### EXERCISE
Check each line below for the word "marker", and copy those that have it.

### SUPPLIED INFORMATION
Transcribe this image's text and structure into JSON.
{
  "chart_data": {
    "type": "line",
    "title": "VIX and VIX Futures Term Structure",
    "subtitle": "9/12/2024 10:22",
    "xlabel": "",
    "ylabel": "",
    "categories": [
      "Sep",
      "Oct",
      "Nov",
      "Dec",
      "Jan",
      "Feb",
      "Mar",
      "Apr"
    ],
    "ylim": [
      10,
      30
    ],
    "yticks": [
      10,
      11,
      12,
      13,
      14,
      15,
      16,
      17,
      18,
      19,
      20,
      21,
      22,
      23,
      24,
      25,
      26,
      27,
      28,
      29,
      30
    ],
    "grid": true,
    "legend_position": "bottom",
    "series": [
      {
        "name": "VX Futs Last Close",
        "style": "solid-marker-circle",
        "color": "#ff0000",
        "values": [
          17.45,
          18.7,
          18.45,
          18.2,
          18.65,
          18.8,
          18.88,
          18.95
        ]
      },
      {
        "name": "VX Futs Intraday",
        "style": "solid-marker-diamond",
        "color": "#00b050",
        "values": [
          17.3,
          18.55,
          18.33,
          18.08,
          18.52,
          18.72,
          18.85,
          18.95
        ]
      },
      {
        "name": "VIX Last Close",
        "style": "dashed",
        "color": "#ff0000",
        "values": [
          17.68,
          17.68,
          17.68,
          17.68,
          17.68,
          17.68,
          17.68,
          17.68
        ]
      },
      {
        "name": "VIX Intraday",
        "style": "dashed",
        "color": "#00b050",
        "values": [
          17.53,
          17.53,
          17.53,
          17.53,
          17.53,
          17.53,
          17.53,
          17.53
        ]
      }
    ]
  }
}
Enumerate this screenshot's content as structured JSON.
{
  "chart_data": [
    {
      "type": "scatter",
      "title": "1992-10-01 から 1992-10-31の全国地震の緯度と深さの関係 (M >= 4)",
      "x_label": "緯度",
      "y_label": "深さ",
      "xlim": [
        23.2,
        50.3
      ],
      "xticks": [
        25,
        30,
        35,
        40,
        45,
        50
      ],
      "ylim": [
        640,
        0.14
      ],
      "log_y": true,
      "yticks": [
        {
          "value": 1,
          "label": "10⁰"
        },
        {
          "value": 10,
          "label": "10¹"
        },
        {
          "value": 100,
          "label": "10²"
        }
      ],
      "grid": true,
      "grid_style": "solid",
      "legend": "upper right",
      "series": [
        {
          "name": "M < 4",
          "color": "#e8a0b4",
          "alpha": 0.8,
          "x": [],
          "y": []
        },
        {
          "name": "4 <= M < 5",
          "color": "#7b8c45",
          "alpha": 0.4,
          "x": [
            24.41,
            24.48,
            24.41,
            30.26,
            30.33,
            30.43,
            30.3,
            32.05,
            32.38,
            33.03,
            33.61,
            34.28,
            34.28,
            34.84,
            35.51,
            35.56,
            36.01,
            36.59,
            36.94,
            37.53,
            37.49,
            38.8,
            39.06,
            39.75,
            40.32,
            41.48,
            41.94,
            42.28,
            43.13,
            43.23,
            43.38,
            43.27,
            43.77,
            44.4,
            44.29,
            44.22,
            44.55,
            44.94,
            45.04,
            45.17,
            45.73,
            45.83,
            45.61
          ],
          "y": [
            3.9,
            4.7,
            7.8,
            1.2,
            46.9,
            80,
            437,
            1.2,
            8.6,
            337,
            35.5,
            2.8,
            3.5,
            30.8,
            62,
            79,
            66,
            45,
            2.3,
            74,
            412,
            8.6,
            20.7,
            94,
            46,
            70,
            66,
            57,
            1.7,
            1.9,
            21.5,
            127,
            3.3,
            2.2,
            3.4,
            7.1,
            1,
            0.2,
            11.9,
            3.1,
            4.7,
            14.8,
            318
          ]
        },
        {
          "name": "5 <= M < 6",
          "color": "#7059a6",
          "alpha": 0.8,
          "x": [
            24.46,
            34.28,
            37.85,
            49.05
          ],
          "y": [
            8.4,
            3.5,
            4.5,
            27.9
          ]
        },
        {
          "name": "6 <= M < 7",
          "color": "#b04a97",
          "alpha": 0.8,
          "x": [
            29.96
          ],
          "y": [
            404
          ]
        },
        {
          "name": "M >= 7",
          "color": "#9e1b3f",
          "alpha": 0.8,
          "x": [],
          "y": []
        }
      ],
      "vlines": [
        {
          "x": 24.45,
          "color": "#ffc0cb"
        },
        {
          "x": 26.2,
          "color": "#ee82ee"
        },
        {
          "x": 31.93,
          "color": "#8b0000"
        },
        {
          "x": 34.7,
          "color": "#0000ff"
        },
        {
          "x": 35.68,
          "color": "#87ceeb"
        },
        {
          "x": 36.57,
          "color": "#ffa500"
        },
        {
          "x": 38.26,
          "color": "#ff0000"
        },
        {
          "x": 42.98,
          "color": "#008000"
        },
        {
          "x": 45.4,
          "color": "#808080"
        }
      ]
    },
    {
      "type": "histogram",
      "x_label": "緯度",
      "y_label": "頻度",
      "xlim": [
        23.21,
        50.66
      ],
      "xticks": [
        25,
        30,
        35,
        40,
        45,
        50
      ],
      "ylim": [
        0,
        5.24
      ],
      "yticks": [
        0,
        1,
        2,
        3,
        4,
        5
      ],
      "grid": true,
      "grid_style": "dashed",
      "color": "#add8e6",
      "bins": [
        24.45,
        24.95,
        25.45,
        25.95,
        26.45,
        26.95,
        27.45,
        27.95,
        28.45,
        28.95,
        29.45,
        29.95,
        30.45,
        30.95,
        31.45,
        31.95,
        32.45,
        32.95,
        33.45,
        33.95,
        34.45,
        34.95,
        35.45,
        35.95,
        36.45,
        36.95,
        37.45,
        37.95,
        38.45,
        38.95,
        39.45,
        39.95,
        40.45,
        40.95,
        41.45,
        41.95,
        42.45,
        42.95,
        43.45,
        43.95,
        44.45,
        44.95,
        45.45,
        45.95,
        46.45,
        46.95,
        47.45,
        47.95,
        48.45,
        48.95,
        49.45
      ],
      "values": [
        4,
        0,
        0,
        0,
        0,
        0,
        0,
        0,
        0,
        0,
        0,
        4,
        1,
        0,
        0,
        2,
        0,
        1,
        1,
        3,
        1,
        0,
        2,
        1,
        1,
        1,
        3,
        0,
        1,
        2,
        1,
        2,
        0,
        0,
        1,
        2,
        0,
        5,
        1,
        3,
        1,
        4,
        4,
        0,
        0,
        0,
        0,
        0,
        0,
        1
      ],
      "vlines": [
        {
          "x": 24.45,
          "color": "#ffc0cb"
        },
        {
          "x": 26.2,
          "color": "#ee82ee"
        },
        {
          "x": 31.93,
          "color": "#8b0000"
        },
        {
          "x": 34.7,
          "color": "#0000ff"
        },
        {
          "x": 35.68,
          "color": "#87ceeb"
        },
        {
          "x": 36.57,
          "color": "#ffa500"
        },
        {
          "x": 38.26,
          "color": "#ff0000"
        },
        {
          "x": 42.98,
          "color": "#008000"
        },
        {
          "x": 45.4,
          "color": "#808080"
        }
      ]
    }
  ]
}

### TASK SOLUTION
        "style": "solid-marker-circle",
        "style": "solid-marker-diamond",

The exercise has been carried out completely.